Entries supplied:
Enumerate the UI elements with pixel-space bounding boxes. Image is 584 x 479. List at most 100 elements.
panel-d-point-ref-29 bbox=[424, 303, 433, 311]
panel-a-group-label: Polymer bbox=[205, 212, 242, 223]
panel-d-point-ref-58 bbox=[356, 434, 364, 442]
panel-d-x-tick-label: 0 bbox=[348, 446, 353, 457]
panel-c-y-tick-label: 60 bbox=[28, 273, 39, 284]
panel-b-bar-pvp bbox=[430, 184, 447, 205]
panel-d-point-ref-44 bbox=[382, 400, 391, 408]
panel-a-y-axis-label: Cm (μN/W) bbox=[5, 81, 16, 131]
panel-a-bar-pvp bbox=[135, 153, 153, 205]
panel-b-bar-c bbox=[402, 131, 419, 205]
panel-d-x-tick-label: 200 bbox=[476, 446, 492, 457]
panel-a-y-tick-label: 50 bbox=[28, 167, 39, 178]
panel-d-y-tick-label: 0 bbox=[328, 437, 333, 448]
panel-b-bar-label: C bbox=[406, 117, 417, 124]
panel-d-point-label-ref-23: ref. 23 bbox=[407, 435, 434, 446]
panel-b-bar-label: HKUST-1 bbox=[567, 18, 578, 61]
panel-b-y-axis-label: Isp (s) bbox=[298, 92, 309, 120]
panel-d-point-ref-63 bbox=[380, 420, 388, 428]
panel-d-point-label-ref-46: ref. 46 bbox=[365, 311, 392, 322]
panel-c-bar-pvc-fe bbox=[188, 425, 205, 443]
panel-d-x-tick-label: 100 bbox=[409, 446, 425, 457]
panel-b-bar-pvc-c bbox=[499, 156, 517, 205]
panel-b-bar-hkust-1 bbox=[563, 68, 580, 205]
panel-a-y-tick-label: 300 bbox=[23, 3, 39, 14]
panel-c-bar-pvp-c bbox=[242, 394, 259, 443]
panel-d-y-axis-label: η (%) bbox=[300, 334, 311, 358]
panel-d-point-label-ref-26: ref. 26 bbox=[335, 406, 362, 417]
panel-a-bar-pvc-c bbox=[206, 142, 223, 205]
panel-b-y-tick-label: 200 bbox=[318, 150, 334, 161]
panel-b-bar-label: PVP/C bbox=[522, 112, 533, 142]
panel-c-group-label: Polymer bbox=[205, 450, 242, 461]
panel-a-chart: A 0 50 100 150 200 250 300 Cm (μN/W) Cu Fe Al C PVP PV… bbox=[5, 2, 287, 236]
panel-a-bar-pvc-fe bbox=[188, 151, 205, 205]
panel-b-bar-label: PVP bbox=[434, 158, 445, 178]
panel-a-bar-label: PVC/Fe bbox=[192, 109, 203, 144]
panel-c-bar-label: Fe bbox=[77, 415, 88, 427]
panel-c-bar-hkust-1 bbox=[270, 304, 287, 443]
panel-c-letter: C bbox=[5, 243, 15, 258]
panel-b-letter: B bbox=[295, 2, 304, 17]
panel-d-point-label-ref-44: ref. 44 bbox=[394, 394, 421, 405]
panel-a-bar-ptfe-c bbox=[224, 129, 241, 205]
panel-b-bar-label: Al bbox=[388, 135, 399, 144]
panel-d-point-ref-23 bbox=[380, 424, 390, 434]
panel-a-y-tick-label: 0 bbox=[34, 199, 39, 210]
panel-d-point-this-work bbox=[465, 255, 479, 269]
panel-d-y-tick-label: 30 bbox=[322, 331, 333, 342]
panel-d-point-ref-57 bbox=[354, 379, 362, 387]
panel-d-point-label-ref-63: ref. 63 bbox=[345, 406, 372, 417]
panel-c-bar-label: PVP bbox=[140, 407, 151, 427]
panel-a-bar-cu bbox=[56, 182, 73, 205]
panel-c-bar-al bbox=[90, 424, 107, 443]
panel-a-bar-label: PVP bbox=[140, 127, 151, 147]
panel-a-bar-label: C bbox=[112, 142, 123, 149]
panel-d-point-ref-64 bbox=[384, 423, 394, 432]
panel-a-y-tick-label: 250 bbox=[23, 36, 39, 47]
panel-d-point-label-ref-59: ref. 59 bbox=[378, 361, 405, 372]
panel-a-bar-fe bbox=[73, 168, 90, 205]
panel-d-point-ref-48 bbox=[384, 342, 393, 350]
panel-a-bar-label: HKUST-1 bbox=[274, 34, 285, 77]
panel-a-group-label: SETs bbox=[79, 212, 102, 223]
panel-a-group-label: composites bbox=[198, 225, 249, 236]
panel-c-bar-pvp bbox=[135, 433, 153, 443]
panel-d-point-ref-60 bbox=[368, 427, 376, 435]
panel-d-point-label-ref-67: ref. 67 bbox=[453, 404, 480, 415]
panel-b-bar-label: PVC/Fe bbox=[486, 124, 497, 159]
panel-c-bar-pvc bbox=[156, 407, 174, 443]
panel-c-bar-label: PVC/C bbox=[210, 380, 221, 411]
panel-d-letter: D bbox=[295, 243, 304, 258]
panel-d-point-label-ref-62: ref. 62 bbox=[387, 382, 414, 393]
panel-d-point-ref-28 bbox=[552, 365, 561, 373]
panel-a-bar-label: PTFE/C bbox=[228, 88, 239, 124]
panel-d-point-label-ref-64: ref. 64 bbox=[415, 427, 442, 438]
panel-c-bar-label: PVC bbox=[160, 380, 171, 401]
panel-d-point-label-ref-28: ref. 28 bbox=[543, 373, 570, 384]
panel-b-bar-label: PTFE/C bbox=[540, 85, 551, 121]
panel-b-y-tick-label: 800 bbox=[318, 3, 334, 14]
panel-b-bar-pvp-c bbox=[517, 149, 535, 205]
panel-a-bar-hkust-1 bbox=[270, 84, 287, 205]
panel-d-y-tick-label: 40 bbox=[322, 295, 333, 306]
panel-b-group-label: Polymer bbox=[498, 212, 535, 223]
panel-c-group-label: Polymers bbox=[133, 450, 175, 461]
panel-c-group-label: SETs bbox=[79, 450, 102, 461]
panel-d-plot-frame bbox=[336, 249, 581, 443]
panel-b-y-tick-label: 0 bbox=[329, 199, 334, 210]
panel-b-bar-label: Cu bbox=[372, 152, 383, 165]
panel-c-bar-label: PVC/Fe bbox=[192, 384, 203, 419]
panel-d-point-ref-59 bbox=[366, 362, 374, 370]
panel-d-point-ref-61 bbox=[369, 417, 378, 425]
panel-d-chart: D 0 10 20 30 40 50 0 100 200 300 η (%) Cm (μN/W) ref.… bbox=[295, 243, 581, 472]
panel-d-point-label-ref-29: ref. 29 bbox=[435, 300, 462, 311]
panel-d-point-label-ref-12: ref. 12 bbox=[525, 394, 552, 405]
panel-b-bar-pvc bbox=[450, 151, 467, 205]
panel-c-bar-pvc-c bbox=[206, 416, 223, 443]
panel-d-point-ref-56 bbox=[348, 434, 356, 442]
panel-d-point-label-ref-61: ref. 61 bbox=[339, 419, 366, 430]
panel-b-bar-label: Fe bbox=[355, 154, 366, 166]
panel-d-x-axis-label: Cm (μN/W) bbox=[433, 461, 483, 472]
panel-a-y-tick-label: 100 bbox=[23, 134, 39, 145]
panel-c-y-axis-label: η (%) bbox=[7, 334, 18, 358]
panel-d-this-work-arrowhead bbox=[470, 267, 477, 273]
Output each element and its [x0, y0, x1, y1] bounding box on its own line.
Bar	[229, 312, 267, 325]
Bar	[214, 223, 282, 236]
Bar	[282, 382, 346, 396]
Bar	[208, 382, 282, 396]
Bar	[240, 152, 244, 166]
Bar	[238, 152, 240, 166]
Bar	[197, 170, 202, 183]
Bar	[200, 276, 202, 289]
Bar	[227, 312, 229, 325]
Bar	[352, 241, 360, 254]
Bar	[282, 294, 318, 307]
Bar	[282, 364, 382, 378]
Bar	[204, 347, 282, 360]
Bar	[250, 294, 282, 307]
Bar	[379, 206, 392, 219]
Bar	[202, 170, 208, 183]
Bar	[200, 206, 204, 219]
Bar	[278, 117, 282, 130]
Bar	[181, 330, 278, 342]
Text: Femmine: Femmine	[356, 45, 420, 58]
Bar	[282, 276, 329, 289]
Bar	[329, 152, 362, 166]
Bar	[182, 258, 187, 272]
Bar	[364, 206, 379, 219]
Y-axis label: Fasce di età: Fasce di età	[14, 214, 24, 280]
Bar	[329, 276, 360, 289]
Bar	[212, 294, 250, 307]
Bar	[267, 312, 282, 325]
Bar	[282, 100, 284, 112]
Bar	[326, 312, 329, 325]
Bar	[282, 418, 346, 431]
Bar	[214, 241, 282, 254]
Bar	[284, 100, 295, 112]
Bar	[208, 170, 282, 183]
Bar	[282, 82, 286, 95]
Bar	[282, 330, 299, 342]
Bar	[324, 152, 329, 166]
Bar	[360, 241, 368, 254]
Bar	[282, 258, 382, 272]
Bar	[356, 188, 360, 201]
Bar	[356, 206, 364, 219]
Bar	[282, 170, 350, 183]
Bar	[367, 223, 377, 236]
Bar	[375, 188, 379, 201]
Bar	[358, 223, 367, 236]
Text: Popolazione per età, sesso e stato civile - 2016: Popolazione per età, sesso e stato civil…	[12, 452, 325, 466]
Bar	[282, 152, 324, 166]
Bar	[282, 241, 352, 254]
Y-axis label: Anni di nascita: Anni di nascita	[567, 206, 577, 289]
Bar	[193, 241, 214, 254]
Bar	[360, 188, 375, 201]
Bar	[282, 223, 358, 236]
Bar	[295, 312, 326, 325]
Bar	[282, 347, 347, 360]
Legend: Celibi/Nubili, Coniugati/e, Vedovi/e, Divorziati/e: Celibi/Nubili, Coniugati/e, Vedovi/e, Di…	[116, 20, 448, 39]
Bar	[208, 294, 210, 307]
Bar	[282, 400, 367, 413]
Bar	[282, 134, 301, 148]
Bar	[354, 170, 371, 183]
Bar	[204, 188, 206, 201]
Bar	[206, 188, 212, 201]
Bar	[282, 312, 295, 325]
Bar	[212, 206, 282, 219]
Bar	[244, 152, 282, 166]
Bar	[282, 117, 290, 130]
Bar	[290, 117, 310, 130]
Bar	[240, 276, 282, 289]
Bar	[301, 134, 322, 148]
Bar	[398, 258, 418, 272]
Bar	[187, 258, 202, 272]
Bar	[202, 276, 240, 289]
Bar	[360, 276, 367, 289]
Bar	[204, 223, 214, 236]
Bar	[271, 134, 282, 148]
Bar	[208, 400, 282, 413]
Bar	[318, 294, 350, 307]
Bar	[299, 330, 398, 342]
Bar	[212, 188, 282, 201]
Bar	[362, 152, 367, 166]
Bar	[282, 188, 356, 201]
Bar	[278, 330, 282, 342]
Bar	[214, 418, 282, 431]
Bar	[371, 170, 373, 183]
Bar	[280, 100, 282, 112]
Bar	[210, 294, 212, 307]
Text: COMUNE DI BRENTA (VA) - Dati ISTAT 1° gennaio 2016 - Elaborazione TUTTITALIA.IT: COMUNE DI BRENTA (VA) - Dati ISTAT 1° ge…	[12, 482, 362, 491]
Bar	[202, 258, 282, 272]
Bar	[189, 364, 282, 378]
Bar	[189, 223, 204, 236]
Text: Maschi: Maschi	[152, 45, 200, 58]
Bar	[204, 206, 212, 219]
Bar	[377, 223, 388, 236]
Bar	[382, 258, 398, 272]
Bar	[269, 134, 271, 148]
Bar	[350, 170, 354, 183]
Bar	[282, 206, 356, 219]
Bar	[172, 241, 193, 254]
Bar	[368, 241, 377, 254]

Directions for this task:
Reproduce the items word for word, from the very start through the line containing "panel-d-point-ref-44 bbox=[382, 400, 391, 408]", including that line.

Completed exercise:
Enumerate the UI elements with pixel-space bounding boxes. Image is 584 x 479. List at most 100 elements.
panel-d-point-ref-29 bbox=[424, 303, 433, 311]
panel-a-group-label: Polymer bbox=[205, 212, 242, 223]
panel-d-point-ref-58 bbox=[356, 434, 364, 442]
panel-d-x-tick-label: 0 bbox=[348, 446, 353, 457]
panel-c-y-tick-label: 60 bbox=[28, 273, 39, 284]
panel-b-bar-pvp bbox=[430, 184, 447, 205]
panel-d-point-ref-44 bbox=[382, 400, 391, 408]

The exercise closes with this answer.